> [Task] List all lines of the data that include the string "Shoals".
━━━ Given records ━━━
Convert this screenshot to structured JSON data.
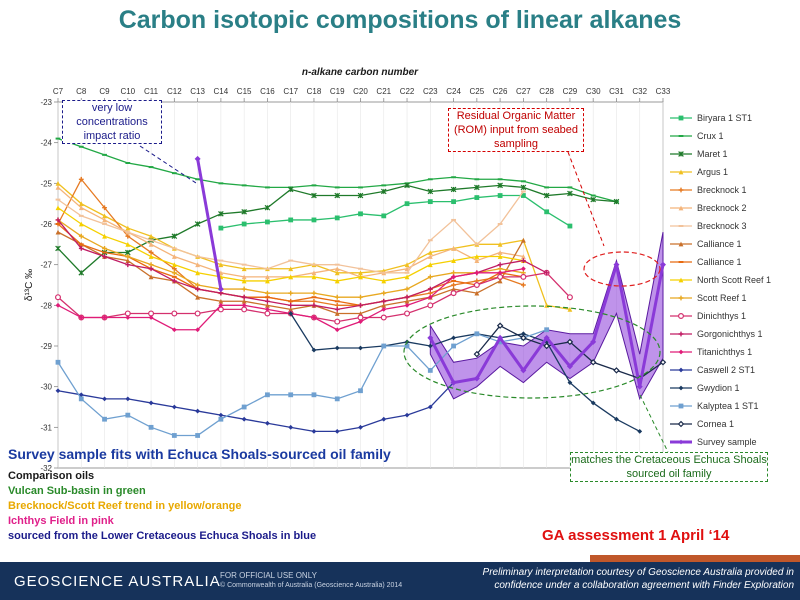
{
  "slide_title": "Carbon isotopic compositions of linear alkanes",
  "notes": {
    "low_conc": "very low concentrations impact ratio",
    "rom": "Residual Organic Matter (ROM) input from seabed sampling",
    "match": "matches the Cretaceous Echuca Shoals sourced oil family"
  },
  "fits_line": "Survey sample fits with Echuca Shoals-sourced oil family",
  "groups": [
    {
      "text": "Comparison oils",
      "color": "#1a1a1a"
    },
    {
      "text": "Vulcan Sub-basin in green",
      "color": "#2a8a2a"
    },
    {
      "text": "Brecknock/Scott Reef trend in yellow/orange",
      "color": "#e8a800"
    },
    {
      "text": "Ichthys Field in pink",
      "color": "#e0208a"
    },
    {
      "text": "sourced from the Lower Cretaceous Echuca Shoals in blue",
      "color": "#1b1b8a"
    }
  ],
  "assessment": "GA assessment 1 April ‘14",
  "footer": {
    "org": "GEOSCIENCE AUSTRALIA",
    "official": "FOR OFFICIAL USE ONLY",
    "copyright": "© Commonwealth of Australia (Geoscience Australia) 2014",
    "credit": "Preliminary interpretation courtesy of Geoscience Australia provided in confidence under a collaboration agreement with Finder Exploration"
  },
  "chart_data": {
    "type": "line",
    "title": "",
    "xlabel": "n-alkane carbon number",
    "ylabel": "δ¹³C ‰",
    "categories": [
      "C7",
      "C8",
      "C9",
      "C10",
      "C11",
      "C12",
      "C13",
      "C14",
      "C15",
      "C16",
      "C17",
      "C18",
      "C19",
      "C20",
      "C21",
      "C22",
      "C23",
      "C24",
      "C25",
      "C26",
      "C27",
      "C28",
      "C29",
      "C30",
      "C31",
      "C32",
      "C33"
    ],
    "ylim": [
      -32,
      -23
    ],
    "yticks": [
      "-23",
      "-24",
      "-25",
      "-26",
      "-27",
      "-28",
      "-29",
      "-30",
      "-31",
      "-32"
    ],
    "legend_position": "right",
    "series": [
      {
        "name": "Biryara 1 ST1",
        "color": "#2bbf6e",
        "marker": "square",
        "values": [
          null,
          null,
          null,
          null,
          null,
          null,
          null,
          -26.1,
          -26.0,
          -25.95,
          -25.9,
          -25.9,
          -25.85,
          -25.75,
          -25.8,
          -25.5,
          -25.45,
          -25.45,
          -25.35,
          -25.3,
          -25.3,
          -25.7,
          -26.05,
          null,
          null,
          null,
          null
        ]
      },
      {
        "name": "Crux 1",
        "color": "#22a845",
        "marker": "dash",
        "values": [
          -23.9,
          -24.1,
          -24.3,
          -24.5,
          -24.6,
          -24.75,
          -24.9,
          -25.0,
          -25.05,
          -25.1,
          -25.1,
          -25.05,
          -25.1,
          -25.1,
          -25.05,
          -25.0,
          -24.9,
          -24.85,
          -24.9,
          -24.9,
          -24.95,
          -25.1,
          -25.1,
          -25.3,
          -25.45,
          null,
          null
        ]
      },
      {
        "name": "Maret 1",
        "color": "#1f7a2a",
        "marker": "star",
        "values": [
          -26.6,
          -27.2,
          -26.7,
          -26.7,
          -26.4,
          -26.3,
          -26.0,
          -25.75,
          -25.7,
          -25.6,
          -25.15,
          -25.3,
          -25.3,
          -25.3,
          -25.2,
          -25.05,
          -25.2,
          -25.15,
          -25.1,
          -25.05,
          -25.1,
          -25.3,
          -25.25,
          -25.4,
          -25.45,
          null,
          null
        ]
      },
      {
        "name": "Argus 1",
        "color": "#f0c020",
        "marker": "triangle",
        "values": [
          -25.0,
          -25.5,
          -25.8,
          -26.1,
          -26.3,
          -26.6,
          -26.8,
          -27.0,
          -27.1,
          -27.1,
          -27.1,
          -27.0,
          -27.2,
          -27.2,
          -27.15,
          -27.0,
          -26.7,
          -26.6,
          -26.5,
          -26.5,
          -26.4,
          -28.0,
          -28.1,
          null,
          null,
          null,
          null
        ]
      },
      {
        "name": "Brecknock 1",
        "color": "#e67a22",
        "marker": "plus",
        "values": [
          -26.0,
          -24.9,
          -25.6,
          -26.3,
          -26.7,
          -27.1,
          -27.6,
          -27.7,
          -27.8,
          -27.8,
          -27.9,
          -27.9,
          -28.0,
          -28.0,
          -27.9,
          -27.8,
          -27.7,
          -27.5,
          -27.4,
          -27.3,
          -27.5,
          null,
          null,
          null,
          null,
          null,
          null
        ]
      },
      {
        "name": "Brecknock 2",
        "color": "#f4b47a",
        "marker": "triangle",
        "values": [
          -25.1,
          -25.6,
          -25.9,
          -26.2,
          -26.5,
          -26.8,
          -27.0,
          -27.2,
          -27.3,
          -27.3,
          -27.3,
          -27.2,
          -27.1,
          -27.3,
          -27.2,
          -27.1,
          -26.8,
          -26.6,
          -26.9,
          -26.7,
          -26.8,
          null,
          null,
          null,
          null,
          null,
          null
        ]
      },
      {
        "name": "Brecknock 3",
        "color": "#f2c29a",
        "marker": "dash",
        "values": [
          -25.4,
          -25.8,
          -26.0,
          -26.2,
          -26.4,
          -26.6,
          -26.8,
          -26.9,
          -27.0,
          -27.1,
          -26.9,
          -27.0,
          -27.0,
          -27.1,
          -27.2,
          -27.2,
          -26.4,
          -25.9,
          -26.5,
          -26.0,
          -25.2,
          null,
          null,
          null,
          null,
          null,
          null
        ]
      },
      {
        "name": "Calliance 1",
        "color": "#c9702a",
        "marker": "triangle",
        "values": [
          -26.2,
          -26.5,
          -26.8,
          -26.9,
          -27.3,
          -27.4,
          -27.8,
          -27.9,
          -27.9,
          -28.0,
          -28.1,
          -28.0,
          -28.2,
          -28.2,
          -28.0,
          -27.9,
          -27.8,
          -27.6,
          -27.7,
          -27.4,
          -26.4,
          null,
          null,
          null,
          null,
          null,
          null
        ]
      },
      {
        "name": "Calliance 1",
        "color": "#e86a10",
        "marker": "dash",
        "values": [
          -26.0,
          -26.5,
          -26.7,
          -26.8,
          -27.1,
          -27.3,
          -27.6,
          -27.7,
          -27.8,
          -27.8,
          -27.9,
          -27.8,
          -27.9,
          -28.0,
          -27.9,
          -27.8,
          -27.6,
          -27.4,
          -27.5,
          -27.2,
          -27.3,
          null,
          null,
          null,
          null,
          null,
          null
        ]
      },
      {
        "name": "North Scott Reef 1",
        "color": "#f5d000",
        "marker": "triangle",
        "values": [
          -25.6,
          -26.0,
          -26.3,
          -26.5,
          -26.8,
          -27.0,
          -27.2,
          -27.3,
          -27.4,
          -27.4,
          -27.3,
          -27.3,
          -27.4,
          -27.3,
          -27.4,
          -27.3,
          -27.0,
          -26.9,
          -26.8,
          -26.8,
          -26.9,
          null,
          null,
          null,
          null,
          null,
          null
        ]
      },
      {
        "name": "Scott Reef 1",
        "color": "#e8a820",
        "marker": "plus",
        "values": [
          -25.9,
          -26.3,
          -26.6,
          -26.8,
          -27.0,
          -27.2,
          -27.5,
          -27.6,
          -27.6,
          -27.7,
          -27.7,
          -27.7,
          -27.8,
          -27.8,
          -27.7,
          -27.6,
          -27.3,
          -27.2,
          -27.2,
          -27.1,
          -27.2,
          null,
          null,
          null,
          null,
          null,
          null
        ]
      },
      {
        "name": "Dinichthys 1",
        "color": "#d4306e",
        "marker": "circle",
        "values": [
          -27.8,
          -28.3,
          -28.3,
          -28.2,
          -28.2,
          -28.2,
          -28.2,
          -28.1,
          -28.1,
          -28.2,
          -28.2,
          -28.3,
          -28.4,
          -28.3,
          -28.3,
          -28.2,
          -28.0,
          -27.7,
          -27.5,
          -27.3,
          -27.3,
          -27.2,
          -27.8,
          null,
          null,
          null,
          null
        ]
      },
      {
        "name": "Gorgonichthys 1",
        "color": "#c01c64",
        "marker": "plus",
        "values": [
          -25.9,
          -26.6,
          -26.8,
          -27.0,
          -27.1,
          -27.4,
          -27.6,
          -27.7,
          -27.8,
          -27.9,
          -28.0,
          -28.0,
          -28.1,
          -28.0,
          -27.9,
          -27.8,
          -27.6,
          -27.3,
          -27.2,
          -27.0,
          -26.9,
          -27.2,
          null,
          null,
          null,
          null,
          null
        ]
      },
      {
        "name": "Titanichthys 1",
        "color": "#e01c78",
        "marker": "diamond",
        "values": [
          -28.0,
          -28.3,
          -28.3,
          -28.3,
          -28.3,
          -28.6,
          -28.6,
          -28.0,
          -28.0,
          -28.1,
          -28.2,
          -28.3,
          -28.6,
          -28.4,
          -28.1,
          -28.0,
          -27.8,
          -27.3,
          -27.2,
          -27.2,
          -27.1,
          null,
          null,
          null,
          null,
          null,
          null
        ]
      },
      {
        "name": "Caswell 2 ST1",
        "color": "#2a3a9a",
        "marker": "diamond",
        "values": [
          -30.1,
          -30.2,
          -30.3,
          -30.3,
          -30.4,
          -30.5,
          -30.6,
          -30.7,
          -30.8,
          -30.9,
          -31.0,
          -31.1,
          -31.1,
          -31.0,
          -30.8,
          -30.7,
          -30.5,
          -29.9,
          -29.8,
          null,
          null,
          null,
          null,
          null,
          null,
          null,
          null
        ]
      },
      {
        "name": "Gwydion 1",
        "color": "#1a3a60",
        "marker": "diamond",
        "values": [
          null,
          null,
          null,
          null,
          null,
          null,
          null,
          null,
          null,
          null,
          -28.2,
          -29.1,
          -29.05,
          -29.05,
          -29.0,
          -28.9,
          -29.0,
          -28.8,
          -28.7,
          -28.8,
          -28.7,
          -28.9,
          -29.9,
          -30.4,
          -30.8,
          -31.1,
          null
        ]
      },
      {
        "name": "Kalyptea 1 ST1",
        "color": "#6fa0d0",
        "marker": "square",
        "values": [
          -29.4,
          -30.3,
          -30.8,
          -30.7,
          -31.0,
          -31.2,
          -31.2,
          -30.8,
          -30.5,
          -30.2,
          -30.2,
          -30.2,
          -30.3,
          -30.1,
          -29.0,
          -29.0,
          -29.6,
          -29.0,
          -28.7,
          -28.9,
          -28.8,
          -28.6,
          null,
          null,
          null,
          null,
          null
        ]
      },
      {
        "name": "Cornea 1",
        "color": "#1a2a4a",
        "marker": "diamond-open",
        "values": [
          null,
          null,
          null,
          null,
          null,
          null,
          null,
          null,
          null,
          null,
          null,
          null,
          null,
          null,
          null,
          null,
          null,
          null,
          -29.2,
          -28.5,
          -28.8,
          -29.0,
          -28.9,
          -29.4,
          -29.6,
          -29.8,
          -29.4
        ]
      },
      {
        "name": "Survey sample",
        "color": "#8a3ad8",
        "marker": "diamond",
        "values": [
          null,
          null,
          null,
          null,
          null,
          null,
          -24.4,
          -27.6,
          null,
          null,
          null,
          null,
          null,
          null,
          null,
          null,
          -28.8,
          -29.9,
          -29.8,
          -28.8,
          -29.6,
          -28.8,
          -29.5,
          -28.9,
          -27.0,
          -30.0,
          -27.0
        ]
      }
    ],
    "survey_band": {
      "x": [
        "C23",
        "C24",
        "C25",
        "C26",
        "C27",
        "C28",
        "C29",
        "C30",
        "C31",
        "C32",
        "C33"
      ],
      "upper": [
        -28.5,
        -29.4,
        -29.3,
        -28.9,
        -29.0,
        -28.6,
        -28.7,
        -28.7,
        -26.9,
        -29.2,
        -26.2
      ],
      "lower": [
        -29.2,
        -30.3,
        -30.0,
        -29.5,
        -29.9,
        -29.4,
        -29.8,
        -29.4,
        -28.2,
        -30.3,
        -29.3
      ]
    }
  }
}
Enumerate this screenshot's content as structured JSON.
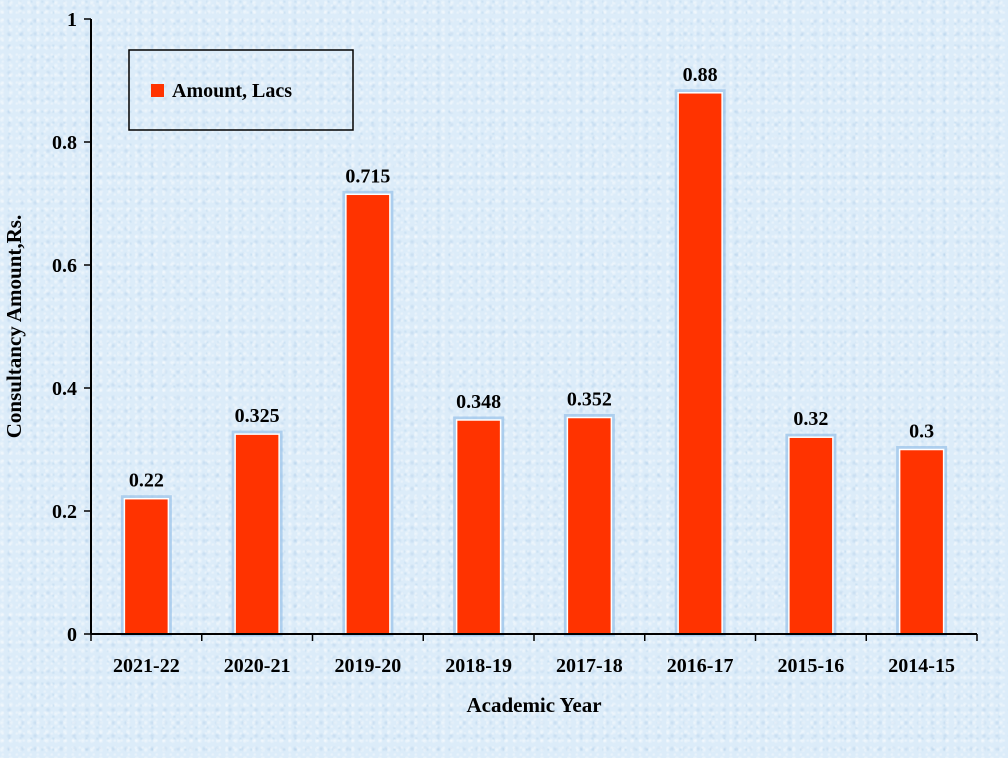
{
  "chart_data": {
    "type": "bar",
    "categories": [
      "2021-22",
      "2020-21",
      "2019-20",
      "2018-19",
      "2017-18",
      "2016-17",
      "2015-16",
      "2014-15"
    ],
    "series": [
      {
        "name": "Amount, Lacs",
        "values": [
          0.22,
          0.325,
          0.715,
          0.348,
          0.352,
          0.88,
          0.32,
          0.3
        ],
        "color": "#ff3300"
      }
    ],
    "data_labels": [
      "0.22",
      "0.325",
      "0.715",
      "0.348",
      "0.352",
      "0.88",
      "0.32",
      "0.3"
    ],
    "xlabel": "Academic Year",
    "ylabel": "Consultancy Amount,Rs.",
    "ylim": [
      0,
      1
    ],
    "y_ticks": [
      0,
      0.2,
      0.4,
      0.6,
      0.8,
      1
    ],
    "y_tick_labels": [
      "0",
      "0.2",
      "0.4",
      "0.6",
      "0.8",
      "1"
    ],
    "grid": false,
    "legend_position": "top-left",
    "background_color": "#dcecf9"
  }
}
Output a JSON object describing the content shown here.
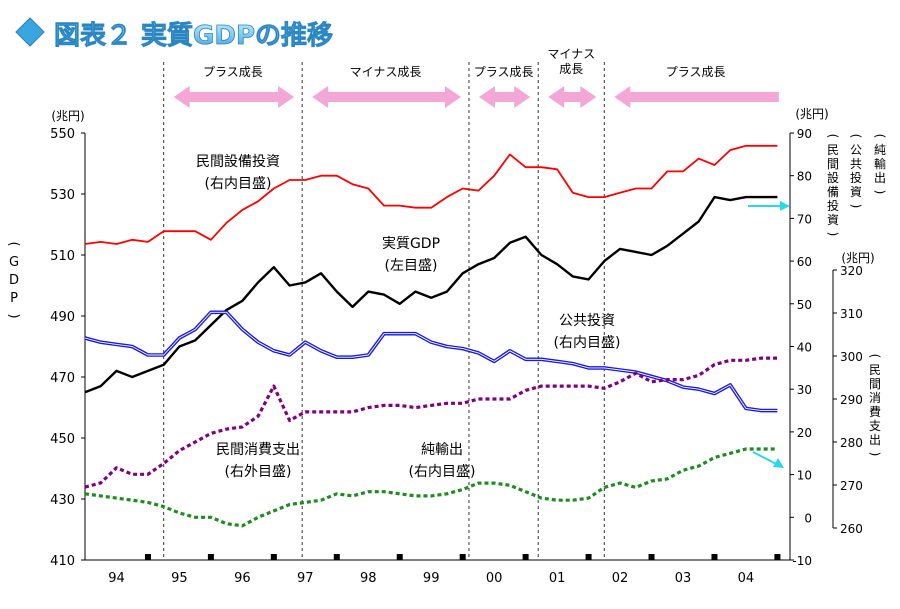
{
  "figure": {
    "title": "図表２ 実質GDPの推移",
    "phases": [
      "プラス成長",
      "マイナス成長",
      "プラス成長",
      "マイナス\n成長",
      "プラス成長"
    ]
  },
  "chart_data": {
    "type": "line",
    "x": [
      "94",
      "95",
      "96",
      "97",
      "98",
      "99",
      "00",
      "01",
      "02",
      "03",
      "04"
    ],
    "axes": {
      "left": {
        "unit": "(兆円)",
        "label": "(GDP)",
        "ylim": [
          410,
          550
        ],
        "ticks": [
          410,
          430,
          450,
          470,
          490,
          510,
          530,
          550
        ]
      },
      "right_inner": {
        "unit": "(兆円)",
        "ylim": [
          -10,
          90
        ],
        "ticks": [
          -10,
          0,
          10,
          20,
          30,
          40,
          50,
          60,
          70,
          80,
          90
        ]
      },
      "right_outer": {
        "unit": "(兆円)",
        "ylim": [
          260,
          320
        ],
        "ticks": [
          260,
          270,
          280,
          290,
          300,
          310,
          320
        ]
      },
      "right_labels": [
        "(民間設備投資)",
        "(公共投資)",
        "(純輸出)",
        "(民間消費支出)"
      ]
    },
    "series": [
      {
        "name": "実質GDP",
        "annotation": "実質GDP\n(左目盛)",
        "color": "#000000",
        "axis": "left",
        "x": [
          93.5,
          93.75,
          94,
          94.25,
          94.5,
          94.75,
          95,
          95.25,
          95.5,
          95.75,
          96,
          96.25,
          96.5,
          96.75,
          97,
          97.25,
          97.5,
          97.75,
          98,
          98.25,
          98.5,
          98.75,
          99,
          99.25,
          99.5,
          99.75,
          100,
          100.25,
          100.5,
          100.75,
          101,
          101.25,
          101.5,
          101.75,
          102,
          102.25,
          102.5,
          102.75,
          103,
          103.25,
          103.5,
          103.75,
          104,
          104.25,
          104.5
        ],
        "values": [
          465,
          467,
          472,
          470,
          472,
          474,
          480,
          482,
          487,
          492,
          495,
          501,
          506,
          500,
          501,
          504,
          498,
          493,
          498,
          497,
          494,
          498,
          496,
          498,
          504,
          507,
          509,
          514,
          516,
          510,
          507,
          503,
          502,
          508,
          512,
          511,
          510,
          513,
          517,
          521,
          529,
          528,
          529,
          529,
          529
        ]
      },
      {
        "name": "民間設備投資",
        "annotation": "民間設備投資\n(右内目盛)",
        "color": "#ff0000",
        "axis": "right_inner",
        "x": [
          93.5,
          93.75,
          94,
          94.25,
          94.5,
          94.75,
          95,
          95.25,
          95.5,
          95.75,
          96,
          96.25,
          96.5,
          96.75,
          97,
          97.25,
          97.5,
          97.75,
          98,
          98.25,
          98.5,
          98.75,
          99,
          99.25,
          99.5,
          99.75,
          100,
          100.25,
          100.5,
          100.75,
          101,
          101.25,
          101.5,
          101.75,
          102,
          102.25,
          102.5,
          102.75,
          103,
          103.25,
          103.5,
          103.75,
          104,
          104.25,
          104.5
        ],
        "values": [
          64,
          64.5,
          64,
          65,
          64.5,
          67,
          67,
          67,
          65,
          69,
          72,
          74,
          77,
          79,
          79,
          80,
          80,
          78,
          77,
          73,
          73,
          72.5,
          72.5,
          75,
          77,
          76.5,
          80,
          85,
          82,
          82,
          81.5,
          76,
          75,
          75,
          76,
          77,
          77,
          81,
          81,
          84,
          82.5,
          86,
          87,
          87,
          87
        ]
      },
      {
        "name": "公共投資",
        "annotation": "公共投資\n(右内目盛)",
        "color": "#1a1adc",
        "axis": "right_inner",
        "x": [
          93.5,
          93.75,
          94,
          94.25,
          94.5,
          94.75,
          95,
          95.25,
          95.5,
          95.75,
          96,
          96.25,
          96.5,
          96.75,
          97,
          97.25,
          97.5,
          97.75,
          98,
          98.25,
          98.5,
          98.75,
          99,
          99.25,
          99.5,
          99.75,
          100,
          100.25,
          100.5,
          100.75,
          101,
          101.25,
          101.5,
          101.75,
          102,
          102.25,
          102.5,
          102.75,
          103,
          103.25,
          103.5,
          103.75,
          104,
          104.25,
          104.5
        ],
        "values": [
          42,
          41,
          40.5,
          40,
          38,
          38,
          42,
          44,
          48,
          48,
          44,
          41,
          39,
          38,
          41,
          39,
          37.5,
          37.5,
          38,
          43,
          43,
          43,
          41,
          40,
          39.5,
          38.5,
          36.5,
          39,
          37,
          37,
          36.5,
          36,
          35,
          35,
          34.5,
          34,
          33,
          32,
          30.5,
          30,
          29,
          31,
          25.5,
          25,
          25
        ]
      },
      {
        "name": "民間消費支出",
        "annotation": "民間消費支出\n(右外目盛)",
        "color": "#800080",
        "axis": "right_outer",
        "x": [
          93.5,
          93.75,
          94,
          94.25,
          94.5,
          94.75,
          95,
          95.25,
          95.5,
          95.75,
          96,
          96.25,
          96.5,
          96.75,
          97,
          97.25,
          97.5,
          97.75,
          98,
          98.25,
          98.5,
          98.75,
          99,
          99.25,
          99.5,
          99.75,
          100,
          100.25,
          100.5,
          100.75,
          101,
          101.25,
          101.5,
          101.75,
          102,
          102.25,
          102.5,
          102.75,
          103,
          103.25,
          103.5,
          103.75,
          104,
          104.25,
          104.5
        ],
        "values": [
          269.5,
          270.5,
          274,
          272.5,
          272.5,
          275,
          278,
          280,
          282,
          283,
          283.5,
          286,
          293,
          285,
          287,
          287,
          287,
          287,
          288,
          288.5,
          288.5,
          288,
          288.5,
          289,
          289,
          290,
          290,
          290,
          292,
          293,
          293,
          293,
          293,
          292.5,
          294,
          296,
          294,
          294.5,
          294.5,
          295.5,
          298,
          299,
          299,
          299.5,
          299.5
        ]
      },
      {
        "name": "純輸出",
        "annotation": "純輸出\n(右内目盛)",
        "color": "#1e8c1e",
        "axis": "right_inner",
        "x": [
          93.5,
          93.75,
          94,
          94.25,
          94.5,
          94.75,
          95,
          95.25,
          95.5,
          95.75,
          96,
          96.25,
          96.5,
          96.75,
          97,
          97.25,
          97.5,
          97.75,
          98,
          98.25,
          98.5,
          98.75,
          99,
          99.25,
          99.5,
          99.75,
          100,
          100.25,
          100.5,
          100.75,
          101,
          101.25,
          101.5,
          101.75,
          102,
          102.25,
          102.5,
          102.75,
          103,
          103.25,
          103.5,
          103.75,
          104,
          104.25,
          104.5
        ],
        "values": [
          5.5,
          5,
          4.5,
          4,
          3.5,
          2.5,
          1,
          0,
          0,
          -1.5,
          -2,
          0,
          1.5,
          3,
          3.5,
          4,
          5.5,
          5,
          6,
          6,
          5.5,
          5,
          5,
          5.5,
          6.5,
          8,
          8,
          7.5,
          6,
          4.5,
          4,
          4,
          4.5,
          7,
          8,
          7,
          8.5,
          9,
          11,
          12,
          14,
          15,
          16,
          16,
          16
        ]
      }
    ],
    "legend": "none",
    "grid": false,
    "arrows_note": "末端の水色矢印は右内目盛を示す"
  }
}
━━━
> [The reply]
    "match": "matches the Cretaceous Echuca Shoals sourced oil family"
  "fits_line": "Survey sample fits with Echuca Shoals-sourced oil family",
      "text": "sourced from the Lower Cretaceous Echuca Shoals in blue",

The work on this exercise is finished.